■ **Task description**
Copy the fishing passage below, beginning at "At a stroke" and stopping after "take a fly.", and change "unknown fishers" to "visiting anglers" throughout.

--- start of Passage ---

They were good fishermen. The fish were mainly old, river fish, but even so why would nothing pull?
It was a beautiful sunny autumn day, with a soft, slightly humid gentle south west breeze, air temperature mid-afternoon 21C (70f) and water temperature 13C (55f).
Before I could stop myself I said “They will take next week, because it is going to get colder”.
It was a terrible thing to say, instantly regretted…... but too late.
At a stroke I had dashed their chances of catching much then, in favour of the (to them) unknown fishers the following week.
Not only that, but I am sure they thought it was just one of those things people say, an excuse for when things go wrong, allied to an old wives tale about water and air temperature and why salmon take a fly.
But of course, what I said would happen is exactly what did happen, for I had seen the forecast.

--- end of Passage ---
--- start of Recorded information ---

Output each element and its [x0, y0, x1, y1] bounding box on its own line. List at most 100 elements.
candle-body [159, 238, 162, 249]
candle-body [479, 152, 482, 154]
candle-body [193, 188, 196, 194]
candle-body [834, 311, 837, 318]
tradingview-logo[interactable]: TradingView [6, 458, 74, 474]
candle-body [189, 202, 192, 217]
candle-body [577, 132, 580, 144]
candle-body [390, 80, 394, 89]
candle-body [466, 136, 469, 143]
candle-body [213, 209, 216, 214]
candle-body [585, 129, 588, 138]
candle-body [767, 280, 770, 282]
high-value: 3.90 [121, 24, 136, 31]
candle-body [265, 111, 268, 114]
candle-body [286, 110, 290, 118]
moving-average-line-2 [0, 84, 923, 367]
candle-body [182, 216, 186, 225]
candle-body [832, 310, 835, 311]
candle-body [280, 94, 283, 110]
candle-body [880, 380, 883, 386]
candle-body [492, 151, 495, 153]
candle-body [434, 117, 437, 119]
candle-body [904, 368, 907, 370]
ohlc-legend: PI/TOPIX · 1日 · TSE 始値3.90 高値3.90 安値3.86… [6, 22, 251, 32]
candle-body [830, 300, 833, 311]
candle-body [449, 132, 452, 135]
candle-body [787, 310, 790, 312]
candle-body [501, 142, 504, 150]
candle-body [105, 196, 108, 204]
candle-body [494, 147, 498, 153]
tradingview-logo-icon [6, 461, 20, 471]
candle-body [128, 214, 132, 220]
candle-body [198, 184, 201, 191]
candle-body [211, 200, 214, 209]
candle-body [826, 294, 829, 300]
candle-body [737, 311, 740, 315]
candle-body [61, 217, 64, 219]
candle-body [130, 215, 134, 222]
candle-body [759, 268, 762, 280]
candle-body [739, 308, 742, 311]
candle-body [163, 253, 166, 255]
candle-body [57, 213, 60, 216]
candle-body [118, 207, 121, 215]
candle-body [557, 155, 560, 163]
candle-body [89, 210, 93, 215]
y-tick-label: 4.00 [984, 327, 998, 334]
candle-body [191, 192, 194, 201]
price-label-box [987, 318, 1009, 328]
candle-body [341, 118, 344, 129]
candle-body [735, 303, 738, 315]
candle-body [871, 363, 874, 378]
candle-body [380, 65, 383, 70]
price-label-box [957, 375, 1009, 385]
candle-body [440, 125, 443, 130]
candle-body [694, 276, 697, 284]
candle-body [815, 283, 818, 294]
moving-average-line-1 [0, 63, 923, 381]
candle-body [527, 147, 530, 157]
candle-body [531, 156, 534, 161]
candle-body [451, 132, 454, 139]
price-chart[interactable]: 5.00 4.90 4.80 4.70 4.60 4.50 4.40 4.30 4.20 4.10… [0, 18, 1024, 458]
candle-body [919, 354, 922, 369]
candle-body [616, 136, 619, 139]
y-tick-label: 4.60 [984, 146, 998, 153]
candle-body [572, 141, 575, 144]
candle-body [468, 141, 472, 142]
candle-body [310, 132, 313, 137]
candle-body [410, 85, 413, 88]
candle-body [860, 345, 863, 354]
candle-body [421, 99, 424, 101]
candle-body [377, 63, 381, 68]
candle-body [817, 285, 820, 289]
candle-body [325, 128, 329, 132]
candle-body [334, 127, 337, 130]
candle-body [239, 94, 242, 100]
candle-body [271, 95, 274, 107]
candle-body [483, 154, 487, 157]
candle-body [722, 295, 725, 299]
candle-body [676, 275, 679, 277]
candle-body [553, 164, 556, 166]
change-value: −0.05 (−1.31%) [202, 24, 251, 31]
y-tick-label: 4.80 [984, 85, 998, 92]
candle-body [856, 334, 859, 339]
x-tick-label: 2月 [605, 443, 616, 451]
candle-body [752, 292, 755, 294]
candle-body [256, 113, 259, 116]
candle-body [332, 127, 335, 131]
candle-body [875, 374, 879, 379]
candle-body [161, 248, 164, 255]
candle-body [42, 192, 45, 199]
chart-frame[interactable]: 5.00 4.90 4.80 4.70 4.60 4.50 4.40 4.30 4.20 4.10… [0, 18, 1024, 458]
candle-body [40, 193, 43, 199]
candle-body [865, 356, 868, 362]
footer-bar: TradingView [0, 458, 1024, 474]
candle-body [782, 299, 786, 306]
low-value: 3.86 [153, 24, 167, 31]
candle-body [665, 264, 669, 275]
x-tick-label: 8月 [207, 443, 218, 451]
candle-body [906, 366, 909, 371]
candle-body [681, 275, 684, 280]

--- end of Recorded information ---

■ **Finished exercise**
At a stroke I had dashed their chances of catching much then, in favour of the (to them) visiting anglers the following week.
Not only that, but I am sure they thought it was just one of those things people say, an excuse for when things go wrong, allied to an old wives tale about water and air temperature and why salmon take a fly.